## [Supplied information]
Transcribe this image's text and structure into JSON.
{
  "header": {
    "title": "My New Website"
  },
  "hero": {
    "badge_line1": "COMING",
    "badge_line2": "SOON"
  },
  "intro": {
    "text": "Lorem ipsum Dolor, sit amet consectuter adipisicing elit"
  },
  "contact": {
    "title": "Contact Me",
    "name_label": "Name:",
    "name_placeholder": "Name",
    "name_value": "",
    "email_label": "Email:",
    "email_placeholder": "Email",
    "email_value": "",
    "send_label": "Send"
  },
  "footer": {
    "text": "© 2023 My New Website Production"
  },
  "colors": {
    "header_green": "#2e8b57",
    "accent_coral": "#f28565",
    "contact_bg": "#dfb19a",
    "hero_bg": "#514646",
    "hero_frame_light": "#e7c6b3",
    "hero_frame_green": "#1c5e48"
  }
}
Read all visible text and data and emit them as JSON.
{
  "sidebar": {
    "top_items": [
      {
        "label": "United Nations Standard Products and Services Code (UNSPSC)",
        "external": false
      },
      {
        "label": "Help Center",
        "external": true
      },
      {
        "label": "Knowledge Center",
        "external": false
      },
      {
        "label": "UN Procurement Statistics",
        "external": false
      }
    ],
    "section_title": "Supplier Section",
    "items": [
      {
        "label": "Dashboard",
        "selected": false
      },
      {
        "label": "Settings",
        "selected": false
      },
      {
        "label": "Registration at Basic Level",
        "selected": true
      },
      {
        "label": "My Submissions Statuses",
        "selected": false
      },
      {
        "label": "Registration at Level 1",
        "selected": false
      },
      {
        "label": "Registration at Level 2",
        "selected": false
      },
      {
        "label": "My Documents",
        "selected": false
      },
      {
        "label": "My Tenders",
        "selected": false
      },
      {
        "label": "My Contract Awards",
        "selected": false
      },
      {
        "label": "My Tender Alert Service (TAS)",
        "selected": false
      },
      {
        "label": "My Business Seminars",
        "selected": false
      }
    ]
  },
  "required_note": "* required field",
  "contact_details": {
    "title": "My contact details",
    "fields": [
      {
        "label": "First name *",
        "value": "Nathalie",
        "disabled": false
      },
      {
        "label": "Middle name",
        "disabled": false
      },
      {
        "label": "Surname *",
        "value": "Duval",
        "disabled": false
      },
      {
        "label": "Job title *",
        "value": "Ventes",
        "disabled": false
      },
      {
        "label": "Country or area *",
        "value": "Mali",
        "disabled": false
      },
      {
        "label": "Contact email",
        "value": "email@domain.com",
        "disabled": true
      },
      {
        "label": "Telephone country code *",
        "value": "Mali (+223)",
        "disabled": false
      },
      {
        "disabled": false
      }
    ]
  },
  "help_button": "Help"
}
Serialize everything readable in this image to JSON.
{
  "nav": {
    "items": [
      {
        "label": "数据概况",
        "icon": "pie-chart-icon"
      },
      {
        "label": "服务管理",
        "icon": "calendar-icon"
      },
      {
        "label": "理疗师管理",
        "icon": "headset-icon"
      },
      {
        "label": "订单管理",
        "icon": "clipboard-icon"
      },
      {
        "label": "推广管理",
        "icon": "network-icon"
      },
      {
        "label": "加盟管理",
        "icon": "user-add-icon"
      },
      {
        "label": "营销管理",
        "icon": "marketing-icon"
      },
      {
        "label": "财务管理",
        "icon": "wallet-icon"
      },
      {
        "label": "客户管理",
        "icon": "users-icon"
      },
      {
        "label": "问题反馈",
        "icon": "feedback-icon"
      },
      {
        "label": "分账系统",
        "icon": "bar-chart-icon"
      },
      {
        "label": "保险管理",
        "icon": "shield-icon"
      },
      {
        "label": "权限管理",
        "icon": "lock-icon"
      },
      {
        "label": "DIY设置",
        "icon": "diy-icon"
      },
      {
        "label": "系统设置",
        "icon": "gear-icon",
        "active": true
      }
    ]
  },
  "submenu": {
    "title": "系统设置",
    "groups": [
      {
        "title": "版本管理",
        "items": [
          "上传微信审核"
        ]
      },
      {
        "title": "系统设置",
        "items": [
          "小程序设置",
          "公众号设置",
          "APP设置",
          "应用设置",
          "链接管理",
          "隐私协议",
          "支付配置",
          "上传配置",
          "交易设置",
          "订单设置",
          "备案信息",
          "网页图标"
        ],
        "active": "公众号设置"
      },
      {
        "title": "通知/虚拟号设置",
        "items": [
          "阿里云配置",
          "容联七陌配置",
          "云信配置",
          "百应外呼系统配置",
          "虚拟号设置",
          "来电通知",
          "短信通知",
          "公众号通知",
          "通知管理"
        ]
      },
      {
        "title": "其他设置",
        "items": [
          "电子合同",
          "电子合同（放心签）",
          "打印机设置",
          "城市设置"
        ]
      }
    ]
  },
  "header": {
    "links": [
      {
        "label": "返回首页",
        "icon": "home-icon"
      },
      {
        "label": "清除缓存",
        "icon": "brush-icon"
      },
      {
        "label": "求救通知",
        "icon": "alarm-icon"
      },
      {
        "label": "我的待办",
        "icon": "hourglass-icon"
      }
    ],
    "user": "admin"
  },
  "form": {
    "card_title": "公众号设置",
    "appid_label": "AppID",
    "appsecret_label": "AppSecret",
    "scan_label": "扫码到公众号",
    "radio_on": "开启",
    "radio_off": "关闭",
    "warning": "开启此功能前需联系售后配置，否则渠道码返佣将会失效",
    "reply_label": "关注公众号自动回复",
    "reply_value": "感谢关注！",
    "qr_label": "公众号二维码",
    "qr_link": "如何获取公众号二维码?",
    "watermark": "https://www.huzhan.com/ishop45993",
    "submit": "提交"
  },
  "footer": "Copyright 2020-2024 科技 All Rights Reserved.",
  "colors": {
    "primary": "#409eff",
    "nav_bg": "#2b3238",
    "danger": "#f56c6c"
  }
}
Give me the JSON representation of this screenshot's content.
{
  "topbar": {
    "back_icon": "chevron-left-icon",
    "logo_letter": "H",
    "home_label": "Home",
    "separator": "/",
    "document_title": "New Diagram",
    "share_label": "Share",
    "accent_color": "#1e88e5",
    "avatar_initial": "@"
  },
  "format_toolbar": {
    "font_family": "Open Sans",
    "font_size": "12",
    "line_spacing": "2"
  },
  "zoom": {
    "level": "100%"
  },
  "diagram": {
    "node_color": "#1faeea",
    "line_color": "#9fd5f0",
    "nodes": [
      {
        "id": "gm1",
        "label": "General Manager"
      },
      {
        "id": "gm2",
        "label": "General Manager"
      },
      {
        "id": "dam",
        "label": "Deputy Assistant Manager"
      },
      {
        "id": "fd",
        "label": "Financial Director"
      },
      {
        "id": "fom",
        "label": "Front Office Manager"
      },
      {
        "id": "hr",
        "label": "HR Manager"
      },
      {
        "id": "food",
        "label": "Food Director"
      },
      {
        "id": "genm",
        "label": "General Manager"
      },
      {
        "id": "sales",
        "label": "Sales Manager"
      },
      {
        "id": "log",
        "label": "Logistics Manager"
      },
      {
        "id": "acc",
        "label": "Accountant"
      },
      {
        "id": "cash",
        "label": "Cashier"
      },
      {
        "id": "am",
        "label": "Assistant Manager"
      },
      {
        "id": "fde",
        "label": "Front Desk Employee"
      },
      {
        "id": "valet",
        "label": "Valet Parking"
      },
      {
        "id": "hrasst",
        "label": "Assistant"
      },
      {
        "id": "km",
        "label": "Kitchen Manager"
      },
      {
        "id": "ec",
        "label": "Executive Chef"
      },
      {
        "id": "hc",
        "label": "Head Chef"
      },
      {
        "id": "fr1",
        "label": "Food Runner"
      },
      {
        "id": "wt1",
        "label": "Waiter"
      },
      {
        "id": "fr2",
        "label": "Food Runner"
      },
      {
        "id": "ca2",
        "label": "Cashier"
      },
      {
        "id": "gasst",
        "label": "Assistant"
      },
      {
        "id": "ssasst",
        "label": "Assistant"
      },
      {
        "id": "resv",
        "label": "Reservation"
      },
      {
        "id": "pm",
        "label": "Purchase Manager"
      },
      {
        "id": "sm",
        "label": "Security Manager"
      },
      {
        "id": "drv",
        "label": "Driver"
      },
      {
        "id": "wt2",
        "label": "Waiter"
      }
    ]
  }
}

## [Exercise]
Copy each line that holds the word "true".

## [Output]
        "external": true
        "selected": true
        "disabled": true
        "active": true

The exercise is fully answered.